■ To do ■
All lines holding the string "VEGAN" are to be shown.

(Records from a dataset)
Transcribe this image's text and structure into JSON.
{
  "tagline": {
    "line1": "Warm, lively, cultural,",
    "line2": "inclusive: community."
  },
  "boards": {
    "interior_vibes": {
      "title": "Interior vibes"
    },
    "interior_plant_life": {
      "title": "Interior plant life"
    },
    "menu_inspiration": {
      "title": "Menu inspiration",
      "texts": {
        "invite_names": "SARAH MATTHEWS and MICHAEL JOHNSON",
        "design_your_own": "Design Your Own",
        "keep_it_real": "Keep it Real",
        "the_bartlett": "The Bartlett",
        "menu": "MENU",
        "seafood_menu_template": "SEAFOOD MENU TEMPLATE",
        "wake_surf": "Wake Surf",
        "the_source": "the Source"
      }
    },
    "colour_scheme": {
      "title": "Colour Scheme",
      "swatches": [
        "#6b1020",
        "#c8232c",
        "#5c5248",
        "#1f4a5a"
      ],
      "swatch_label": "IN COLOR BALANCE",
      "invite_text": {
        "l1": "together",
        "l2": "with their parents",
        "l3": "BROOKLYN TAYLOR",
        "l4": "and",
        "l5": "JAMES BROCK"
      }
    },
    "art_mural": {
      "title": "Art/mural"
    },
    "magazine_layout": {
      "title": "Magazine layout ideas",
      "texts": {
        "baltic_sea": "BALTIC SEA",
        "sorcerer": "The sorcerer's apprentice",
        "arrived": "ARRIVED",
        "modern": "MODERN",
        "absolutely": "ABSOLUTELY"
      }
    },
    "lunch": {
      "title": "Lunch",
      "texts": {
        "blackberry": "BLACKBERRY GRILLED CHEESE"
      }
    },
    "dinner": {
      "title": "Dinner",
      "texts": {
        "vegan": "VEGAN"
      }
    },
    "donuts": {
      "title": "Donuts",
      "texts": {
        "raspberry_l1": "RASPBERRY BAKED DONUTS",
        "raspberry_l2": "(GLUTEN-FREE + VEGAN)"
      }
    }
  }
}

■ Finished task ■
        "vegan": "VEGAN"
        "raspberry_l2": "(GLUTEN-FREE + VEGAN)"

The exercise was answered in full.